[Dataset entries]
* begin *
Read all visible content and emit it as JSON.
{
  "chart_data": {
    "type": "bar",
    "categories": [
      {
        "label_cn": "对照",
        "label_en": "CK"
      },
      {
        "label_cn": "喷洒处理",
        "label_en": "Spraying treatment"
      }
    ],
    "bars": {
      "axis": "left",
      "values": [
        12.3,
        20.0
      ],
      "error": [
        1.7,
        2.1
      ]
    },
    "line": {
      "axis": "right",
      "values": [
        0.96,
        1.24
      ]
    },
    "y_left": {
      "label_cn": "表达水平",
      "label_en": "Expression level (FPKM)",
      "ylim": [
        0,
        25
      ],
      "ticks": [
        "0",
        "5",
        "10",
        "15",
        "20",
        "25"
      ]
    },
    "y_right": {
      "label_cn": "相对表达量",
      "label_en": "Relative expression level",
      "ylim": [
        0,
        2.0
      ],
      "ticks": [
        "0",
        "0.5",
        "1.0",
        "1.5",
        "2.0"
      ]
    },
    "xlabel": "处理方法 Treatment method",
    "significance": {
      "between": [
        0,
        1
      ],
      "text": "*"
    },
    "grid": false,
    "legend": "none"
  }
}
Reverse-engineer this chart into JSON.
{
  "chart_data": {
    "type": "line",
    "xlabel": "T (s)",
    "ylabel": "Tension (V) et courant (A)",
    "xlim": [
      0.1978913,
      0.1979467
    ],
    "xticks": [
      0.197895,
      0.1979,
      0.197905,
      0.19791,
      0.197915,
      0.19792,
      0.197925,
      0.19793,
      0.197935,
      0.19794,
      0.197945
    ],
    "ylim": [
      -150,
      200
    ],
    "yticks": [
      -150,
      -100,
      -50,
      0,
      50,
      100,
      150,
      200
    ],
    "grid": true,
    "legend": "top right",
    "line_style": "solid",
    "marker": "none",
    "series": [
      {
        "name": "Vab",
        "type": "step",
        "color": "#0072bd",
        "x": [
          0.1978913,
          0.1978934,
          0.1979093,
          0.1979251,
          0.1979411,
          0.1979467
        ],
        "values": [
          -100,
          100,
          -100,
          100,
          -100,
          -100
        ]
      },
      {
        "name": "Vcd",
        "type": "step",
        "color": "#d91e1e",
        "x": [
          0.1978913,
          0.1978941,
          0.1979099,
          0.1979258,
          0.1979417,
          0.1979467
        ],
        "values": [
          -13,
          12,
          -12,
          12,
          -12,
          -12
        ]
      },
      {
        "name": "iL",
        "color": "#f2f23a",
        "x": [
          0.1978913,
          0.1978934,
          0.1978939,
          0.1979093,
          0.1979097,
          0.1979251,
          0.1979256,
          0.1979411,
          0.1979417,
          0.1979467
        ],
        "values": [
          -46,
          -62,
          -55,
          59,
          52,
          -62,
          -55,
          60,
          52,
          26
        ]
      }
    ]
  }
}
* end *
__What you have to do__. Copy every line above in which the string "xlabel" shows up.

__Task answer__.
    "xlabel": "处理方法 Treatment method",
    "xlabel": "T (s)",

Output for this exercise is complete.